* [WHAT THE TASK ASKS] Copy all the material that follows, keeping every character the same.

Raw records
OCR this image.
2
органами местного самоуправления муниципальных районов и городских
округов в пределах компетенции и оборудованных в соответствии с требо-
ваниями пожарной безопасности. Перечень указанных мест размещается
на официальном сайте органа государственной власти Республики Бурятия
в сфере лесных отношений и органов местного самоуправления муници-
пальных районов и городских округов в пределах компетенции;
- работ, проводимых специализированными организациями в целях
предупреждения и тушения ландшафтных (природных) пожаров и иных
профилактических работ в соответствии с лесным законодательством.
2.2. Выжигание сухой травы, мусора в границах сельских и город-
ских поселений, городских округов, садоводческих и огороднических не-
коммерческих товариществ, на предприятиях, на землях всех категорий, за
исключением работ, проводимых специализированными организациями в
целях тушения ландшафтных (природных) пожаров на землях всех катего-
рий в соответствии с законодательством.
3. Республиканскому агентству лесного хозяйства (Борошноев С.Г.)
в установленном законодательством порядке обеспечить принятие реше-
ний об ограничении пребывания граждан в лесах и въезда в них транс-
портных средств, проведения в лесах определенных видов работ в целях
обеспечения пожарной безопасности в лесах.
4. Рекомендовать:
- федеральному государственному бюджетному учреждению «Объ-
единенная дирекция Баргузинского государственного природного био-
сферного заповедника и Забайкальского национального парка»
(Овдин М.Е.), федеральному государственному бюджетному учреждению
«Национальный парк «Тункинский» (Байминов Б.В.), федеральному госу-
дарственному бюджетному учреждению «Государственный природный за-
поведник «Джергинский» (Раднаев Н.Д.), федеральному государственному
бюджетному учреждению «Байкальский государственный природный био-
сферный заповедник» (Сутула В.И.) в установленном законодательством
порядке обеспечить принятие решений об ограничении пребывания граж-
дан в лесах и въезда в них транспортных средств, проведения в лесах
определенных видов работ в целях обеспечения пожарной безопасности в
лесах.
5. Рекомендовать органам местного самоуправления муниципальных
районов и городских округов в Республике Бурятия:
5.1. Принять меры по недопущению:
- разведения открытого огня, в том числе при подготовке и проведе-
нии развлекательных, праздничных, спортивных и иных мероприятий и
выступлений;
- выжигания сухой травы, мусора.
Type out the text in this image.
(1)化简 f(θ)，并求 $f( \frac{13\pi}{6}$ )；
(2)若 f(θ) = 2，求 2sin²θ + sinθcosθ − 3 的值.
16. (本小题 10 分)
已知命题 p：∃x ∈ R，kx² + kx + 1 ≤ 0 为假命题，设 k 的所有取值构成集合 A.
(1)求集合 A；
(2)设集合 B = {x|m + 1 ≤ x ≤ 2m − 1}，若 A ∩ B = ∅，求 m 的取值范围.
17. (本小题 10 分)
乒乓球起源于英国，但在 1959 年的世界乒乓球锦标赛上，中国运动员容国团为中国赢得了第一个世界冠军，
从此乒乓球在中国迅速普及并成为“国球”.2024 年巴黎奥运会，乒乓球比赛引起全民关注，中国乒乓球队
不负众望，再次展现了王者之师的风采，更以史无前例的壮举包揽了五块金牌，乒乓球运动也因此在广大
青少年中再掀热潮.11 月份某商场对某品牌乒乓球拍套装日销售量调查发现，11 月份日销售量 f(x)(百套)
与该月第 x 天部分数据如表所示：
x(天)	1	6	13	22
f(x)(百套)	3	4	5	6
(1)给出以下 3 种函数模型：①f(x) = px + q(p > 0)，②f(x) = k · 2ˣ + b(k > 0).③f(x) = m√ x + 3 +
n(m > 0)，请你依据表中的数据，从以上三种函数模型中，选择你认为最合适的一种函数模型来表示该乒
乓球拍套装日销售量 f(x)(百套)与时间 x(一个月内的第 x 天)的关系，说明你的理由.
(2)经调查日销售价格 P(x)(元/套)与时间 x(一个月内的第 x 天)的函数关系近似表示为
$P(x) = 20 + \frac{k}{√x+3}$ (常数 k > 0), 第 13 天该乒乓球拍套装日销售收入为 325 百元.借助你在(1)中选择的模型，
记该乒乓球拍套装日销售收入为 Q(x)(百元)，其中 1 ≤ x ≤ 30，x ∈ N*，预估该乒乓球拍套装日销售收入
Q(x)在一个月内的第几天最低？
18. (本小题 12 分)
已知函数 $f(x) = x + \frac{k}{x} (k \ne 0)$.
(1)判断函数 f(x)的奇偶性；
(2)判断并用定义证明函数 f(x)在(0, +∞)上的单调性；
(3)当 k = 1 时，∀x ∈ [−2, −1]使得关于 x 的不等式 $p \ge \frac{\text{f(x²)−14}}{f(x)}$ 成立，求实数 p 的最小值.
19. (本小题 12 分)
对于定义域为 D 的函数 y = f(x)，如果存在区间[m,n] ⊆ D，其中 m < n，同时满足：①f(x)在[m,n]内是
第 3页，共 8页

* [TASK SOLUTION]
OCR this image.
2
органами местного самоуправления муниципальных районов и городских
округов в пределах компетенции и оборудованных в соответствии с требо-
ваниями пожарной безопасности. Перечень указанных мест размещается
на официальном сайте органа государственной власти Республики Бурятия
в сфере лесных отношений и органов местного самоуправления муници-
пальных районов и городских округов в пределах компетенции;
- работ, проводимых специализированными организациями в целях
предупреждения и тушения ландшафтных (природных) пожаров и иных
профилактических работ в соответствии с лесным законодательством.
2.2. Выжигание сухой травы, мусора в границах сельских и город-
ских поселений, городских округов, садоводческих и огороднических не-
коммерческих товариществ, на предприятиях, на землях всех категорий, за
исключением работ, проводимых специализированными организациями в
целях тушения ландшафтных (природных) пожаров на землях всех катего-
рий в соответствии с законодательством.
3. Республиканскому агентству лесного хозяйства (Борошноев С.Г.)
в установленном законодательством порядке обеспечить принятие реше-
ний об ограничении пребывания граждан в лесах и въезда в них транс-
портных средств, проведения в лесах определенных видов работ в целях
обеспечения пожарной безопасности в лесах.
4. Рекомендовать:
- федеральному государственному бюджетному учреждению «Объ-
единенная дирекция Баргузинского государственного природного био-
сферного заповедника и Забайкальского национального парка»
(Овдин М.Е.), федеральному государственному бюджетному учреждению
«Национальный парк «Тункинский» (Байминов Б.В.), федеральному госу-
дарственному бюджетному учреждению «Государственный природный за-
поведник «Джергинский» (Раднаев Н.Д.), федеральному государственному
бюджетному учреждению «Байкальский государственный природный био-
сферный заповедник» (Сутула В.И.) в установленном законодательством
порядке обеспечить принятие решений об ограничении пребывания граж-
дан в лесах и въезда в них транспортных средств, проведения в лесах
определенных видов работ в целях обеспечения пожарной безопасности в
лесах.
5. Рекомендовать органам местного самоуправления муниципальных
районов и городских округов в Республике Бурятия:
5.1. Принять меры по недопущению:
- разведения открытого огня, в том числе при подготовке и проведе-
нии развлекательных, праздничных, спортивных и иных мероприятий и
выступлений;
- выжигания сухой травы, мусора.
Type out the text in this image.
(1)化简 f(θ)，并求 $f( \frac{13\pi}{6}$ )；
(2)若 f(θ) = 2，求 2sin²θ + sinθcosθ − 3 的值.
16. (本小题 10 分)
已知命题 p：∃x ∈ R，kx² + kx + 1 ≤ 0 为假命题，设 k 的所有取值构成集合 A.
(1)求集合 A；
(2)设集合 B = {x|m + 1 ≤ x ≤ 2m − 1}，若 A ∩ B = ∅，求 m 的取值范围.
17. (本小题 10 分)
乒乓球起源于英国，但在 1959 年的世界乒乓球锦标赛上，中国运动员容国团为中国赢得了第一个世界冠军，
从此乒乓球在中国迅速普及并成为“国球”.2024 年巴黎奥运会，乒乓球比赛引起全民关注，中国乒乓球队
不负众望，再次展现了王者之师的风采，更以史无前例的壮举包揽了五块金牌，乒乓球运动也因此在广大
青少年中再掀热潮.11 月份某商场对某品牌乒乓球拍套装日销售量调查发现，11 月份日销售量 f(x)(百套)
与该月第 x 天部分数据如表所示：
x(天)	1	6	13	22
f(x)(百套)	3	4	5	6
(1)给出以下 3 种函数模型：①f(x) = px + q(p > 0)，②f(x) = k · 2ˣ + b(k > 0).③f(x) = m√ x + 3 +
n(m > 0)，请你依据表中的数据，从以上三种函数模型中，选择你认为最合适的一种函数模型来表示该乒
乓球拍套装日销售量 f(x)(百套)与时间 x(一个月内的第 x 天)的关系，说明你的理由.
(2)经调查日销售价格 P(x)(元/套)与时间 x(一个月内的第 x 天)的函数关系近似表示为
$P(x) = 20 + \frac{k}{√x+3}$ (常数 k > 0), 第 13 天该乒乓球拍套装日销售收入为 325 百元.借助你在(1)中选择的模型，
记该乒乓球拍套装日销售收入为 Q(x)(百元)，其中 1 ≤ x ≤ 30，x ∈ N*，预估该乒乓球拍套装日销售收入
Q(x)在一个月内的第几天最低？
18. (本小题 12 分)
已知函数 $f(x) = x + \frac{k}{x} (k \ne 0)$.
(1)判断函数 f(x)的奇偶性；
(2)判断并用定义证明函数 f(x)在(0, +∞)上的单调性；
(3)当 k = 1 时，∀x ∈ [−2, −1]使得关于 x 的不等式 $p \ge \frac{\text{f(x²)−14}}{f(x)}$ 成立，求实数 p 的最小值.
19. (本小题 12 分)
对于定义域为 D 的函数 y = f(x)，如果存在区间[m,n] ⊆ D，其中 m < n，同时满足：①f(x)在[m,n]内是
第 3页，共 8页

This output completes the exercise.